→ **TEXTAUSZUG**
Als erste deutsche Kirche erhielt die Aschaffenburger Sandkirche im Oktober 2011 eine Blutreliquie des seliggesprochenen Papstes. Weitere befinden sich heute z.B. in Dortmund, Berlin, Hannover und im niederrheinischen Wallfahrtsort Kevelaer.

Und nun also Kaunas. Anfang Mai 2013 wurden in der Kathedrale 600 Jahre Gotteshaus und Taufe Niederlitauens (Žemaitija) 1413 mit großem Pomp gefeiert. Zwanzig Jahre nach dem Papstbesuch in Litauen überreichte Dziwisz den litauischen Amtsbrüdern die Blutreliquie seines polnischen Freundes. An der Messe nahm auch die komplette Staatsspitze teil (Präsidentin, Premier und Parlamentspräsident sowie weitere hochrangige Politiker Litauens).

Versetzte das Papstblut in Mexiko die Massen in Hysterie, so war das Echo im Baltikum doch recht reserviert. Die Pressemeldungen der katholischen Kirche zu der Messe und der 600-Jahr-Feier erwähnten die Blutreliquie noch nicht einmal. Riecht das Ganze doch zu sehr nach Mittelalter?  Wie auch immer – Reliquien bleiben fester Bestandteil der katholischen Tradition. Dies macht auch eine aktuelle Sonderausstellung im Vilniuser „Museum des künstlerischen kirchlichen Erbes“ zum Thema „Reliquien und Reliquiare“ deutlich.

→ **DATENBLOCK**
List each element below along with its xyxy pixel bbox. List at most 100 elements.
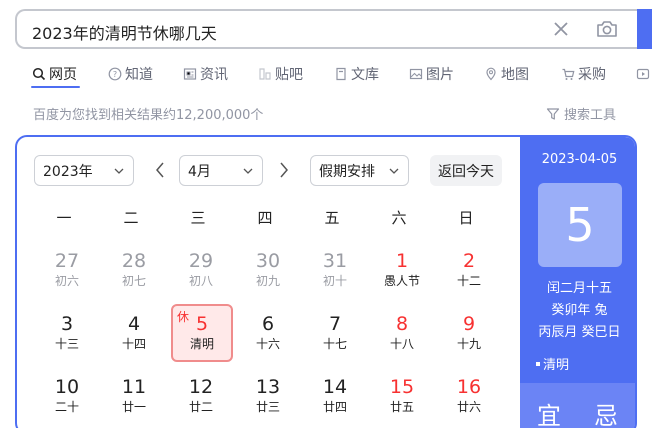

→ **AUFGABEN ZUR ÜBUNG**
- A) Wann erhielt die Aschaffenburger Sandkirche laut dem Textauszug über die Papstreliquie ihre Blutreliquie?
- B) Übersetze den folgenden Satz aus dem Textauszug über die Papstreliquie ins Englische: „Die Pressemeldungen der katholischen Kirche zu der Messe und der 600-Jahr-Feier erwähnten die Blutreliquie noch nicht einmal.“
- C) Schreibe den Textauszug über die Papstreliquie im Anschluss an seinen letzten Satz weiter.
Die Daten sind eigenständiges Material und gehören nicht zum Textauszug.

→ **ANTWORTEN JE AUFGABE**
- A) Im Oktober 2011.

- B) The Catholic Church's press releases about the Mass and the 600th anniversary celebration did not even mention the blood relic.

- C)
Evangelische lehnen den Reliquienkult seit Beginn der Reformation ab – wie beim Ablass erst die Auswüchse, bald aber auch grundsätzlich (was Friedrich den Weisen allerdings nicht daran hinderte, sich noch bis 1522 – drei Jahre später starb er – um seine Sammlung zu kümmern). Im Zweiten Helveticum (1566) zitiert der Zürcher Reformator Heinrich Bullinger auch Kirchenvater Augustinus aus dessen Werk „Die wahre Religion“: „Unser Glaube soll nicht bestehen in der Verehrung von Toten. Wenn sie nämlich fromm gelebt haben, so dürfen wir von ihnen nicht annehmen, dass sie auf derartige Ehren Anspruch erheben, sondern dann wollen sie, dass jener von uns verehrt werde, durch dessen Erleuchtung sie sich freuen, dass wir Genossen ihres Verdienstes sind. Daher sind sie zu ehren, weil sie der Nachahmung wert sind, aber sie sind nicht in religiösem Sinne anzubeten.“ Wenn wir also, so Bullinger, diese Toten nicht verehren sollen, „um so weniger glauben wir, dass man die Überreste der Heiligen anbeten oder verehren dürfe“.